Do this:
Omit the pictures and output every entry below exactly as written.

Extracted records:
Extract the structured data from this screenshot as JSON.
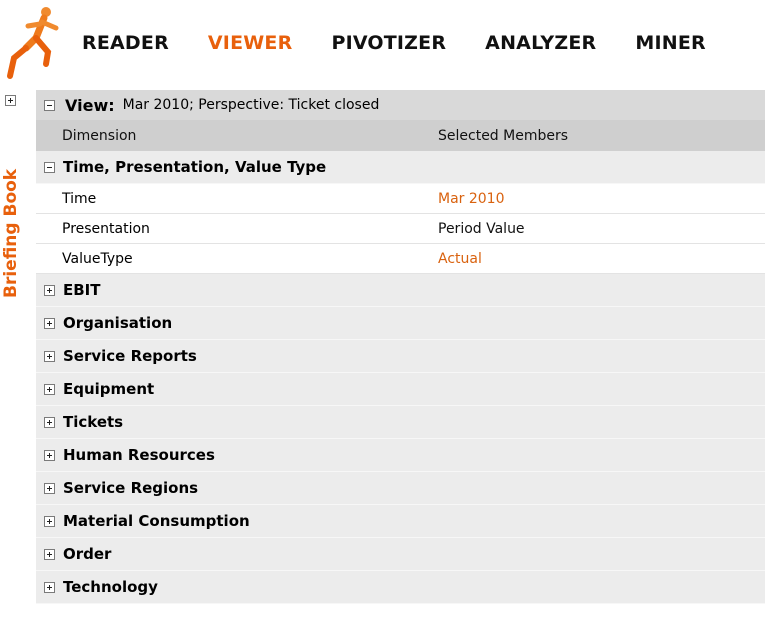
{
  "nav": {
    "items": [
      {
        "label": "READER",
        "active": false
      },
      {
        "label": "VIEWER",
        "active": true
      },
      {
        "label": "PIVOTIZER",
        "active": false
      },
      {
        "label": "ANALYZER",
        "active": false
      },
      {
        "label": "MINER",
        "active": false
      }
    ]
  },
  "sidebar": {
    "label": "Briefing Book"
  },
  "view": {
    "title": "View:",
    "description": "Mar 2010; Perspective: Ticket closed"
  },
  "columns": {
    "dimension": "Dimension",
    "selected": "Selected Members"
  },
  "expanded_group": {
    "label": "Time, Presentation, Value Type",
    "members": [
      {
        "dimension": "Time",
        "value": "Mar 2010",
        "link": true
      },
      {
        "dimension": "Presentation",
        "value": "Period Value",
        "link": false
      },
      {
        "dimension": "ValueType",
        "value": "Actual",
        "link": true
      }
    ]
  },
  "collapsed_groups": [
    "EBIT",
    "Organisation",
    "Service Reports",
    "Equipment",
    "Tickets",
    "Human Resources",
    "Service Regions",
    "Material Consumption",
    "Order",
    "Technology"
  ],
  "colors": {
    "accent": "#e8600c",
    "header_bg": "#d9d9d9",
    "group_bg": "#ececec"
  },
  "icons": {
    "logo": "runner-logo-icon",
    "expand": "plus-box-icon",
    "collapse": "minus-box-icon"
  }
}
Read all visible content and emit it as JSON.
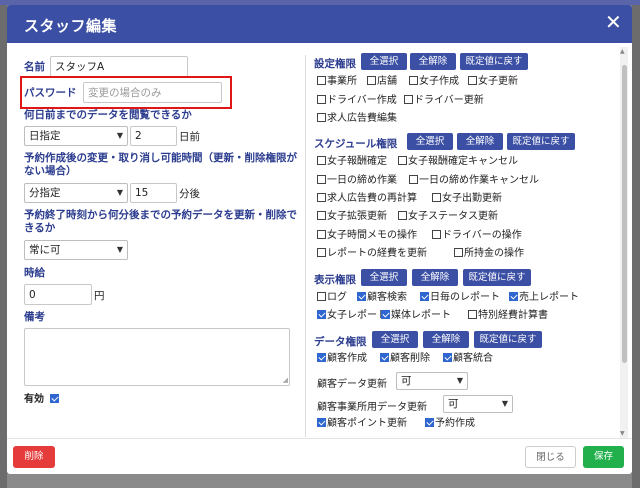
{
  "dialog": {
    "title": "スタッフ編集",
    "close_symbol": "✕"
  },
  "left": {
    "name_label": "名前",
    "name_value": "スタッフA",
    "password_label": "パスワード",
    "password_placeholder": "変更の場合のみ",
    "browse_label": "何日前までのデータを閲覧できるか",
    "browse_select": "日指定",
    "browse_days": "2",
    "browse_unit": "日前",
    "cancel_change_label": "予約作成後の変更・取り消し可能時間（更新・削除権限がない場合）",
    "cancel_select": "分指定",
    "cancel_minutes": "15",
    "cancel_unit": "分後",
    "after_end_label": "予約終了時刻から何分後までの予約データを更新・削除できるか",
    "after_end_select": "常に可",
    "hourly_label": "時給",
    "hourly_value": "0",
    "hourly_unit": "円",
    "notes_label": "備考",
    "active_label": "有効",
    "active_checked": true
  },
  "buttons": {
    "select_all": "全選択",
    "clear_all": "全解除",
    "reset_default": "既定値に戻す"
  },
  "sections": {
    "settings": {
      "title": "設定権限",
      "items": [
        {
          "label": "事業所",
          "checked": false
        },
        {
          "label": "店舗",
          "checked": false
        },
        {
          "label": "女子作成",
          "checked": false
        },
        {
          "label": "女子更新",
          "checked": false
        },
        {
          "label": "ドライバー作成",
          "checked": false
        },
        {
          "label": "ドライバー更新",
          "checked": false
        },
        {
          "label": "求人広告費編集",
          "checked": false
        }
      ]
    },
    "schedule": {
      "title": "スケジュール権限",
      "items": [
        {
          "label": "女子報酬確定",
          "checked": false
        },
        {
          "label": "女子報酬確定キャンセル",
          "checked": false
        },
        {
          "label": "一日の締め作業",
          "checked": false
        },
        {
          "label": "一日の締め作業キャンセル",
          "checked": false
        },
        {
          "label": "求人広告費の再計算",
          "checked": false
        },
        {
          "label": "女子出勤更新",
          "checked": false
        },
        {
          "label": "女子拡張更新",
          "checked": false
        },
        {
          "label": "女子ステータス更新",
          "checked": false
        },
        {
          "label": "女子時間メモの操作",
          "checked": false
        },
        {
          "label": "ドライバーの操作",
          "checked": false
        },
        {
          "label": "レポートの経費を更新",
          "checked": false
        },
        {
          "label": "所持金の操作",
          "checked": false
        }
      ]
    },
    "display": {
      "title": "表示権限",
      "items": [
        {
          "label": "ログ",
          "checked": false
        },
        {
          "label": "顧客検索",
          "checked": true
        },
        {
          "label": "日毎のレポート",
          "checked": true
        },
        {
          "label": "売上レポート",
          "checked": true
        },
        {
          "label": "女子レポート",
          "checked": true
        },
        {
          "label": "媒体レポート",
          "checked": true
        },
        {
          "label": "特別経費計算書",
          "checked": false
        }
      ]
    },
    "data": {
      "title": "データ権限",
      "items": [
        {
          "label": "顧客作成",
          "checked": true
        },
        {
          "label": "顧客削除",
          "checked": true
        },
        {
          "label": "顧客統合",
          "checked": true
        },
        {
          "label": "顧客ポイント更新",
          "checked": true
        },
        {
          "label": "予約作成",
          "checked": true
        }
      ],
      "customer_update_label": "顧客データ更新",
      "customer_update_value": "可",
      "office_update_label": "顧客事業所用データ更新",
      "office_update_value": "可"
    }
  },
  "footer": {
    "delete": "削除",
    "close": "閉じる",
    "save": "保存"
  }
}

Result:
Extract the structured data from this screenshot as JSON.
{
  "nav": {
    "items": [
      {
        "label": "READER",
        "active": false
      },
      {
        "label": "VIEWER",
        "active": true
      },
      {
        "label": "PIVOTIZER",
        "active": false
      },
      {
        "label": "ANALYZER",
        "active": false
      },
      {
        "label": "MINER",
        "active": false
      }
    ]
  },
  "sidebar": {
    "label": "Briefing Book"
  },
  "view": {
    "title": "View:",
    "description": "Mar 2010; Perspective: Ticket closed"
  },
  "columns": {
    "dimension": "Dimension",
    "selected": "Selected Members"
  },
  "expanded_group": {
    "label": "Time, Presentation, Value Type",
    "members": [
      {
        "dimension": "Time",
        "value": "Mar 2010",
        "link": true
      },
      {
        "dimension": "Presentation",
        "value": "Period Value",
        "link": false
      },
      {
        "dimension": "ValueType",
        "value": "Actual",
        "link": true
      }
    ]
  },
  "collapsed_groups": [
    "EBIT",
    "Organisation",
    "Service Reports",
    "Equipment",
    "Tickets",
    "Human Resources",
    "Service Regions",
    "Material Consumption",
    "Order",
    "Technology"
  ],
  "colors": {
    "accent": "#e8600c",
    "header_bg": "#d9d9d9",
    "group_bg": "#ececec"
  },
  "icons": {
    "logo": "runner-logo-icon",
    "expand": "plus-box-icon",
    "collapse": "minus-box-icon"
  }
}
Read all visible content and emit it as JSON.
{
  "dialog": {
    "title": "スタッフ編集",
    "close_symbol": "✕"
  },
  "left": {
    "name_label": "名前",
    "name_value": "スタッフA",
    "password_label": "パスワード",
    "password_placeholder": "変更の場合のみ",
    "browse_label": "何日前までのデータを閲覧できるか",
    "browse_select": "日指定",
    "browse_days": "2",
    "browse_unit": "日前",
    "cancel_change_label": "予約作成後の変更・取り消し可能時間（更新・削除権限がない場合）",
    "cancel_select": "分指定",
    "cancel_minutes": "15",
    "cancel_unit": "分後",
    "after_end_label": "予約終了時刻から何分後までの予約データを更新・削除できるか",
    "after_end_select": "常に可",
    "hourly_label": "時給",
    "hourly_value": "0",
    "hourly_unit": "円",
    "notes_label": "備考",
    "active_label": "有効",
    "active_checked": true
  },
  "buttons": {
    "select_all": "全選択",
    "clear_all": "全解除",
    "reset_default": "既定値に戻す"
  },
  "sections": {
    "settings": {
      "title": "設定権限",
      "items": [
        {
          "label": "事業所",
          "checked": false
        },
        {
          "label": "店舗",
          "checked": false
        },
        {
          "label": "女子作成",
          "checked": false
        },
        {
          "label": "女子更新",
          "checked": false
        },
        {
          "label": "ドライバー作成",
          "checked": false
        },
        {
          "label": "ドライバー更新",
          "checked": false
        },
        {
          "label": "求人広告費編集",
          "checked": false
        }
      ]
    },
    "schedule": {
      "title": "スケジュール権限",
      "items": [
        {
          "label": "女子報酬確定",
          "checked": false
        },
        {
          "label": "女子報酬確定キャンセル",
          "checked": false
        },
        {
          "label": "一日の締め作業",
          "checked": false
        },
        {
          "label": "一日の締め作業キャンセル",
          "checked": false
        },
        {
          "label": "求人広告費の再計算",
          "checked": false
        },
        {
          "label": "女子出勤更新",
          "checked": false
        },
        {
          "label": "女子拡張更新",
          "checked": false
        },
        {
          "label": "女子ステータス更新",
          "checked": false
        },
        {
          "label": "女子時間メモの操作",
          "checked": false
        },
        {
          "label": "ドライバーの操作",
          "checked": false
        },
        {
          "label": "レポートの経費を更新",
          "checked": false
        },
        {
          "label": "所持金の操作",
          "checked": false
        }
      ]
    },
    "display": {
      "title": "表示権限",
      "items": [
        {
          "label": "ログ",
          "checked": false
        },
        {
          "label": "顧客検索",
          "checked": true
        },
        {
          "label": "日毎のレポート",
          "checked": true
        },
        {
          "label": "売上レポート",
          "checked": true
        },
        {
          "label": "女子レポート",
          "checked": true
        },
        {
          "label": "媒体レポート",
          "checked": true
        },
        {
          "label": "特別経費計算書",
          "checked": false
        }
      ]
    },
    "data": {
      "title": "データ権限",
      "items": [
        {
          "label": "顧客作成",
          "checked": true
        },
        {
          "label": "顧客削除",
          "checked": true
        },
        {
          "label": "顧客統合",
          "checked": true
        },
        {
          "label": "顧客ポイント更新",
          "checked": true
        },
        {
          "label": "予約作成",
          "checked": true
        }
      ],
      "customer_update_label": "顧客データ更新",
      "customer_update_value": "可",
      "office_update_label": "顧客事業所用データ更新",
      "office_update_value": "可"
    }
  },
  "footer": {
    "delete": "削除",
    "close": "閉じる",
    "save": "保存"
  }
}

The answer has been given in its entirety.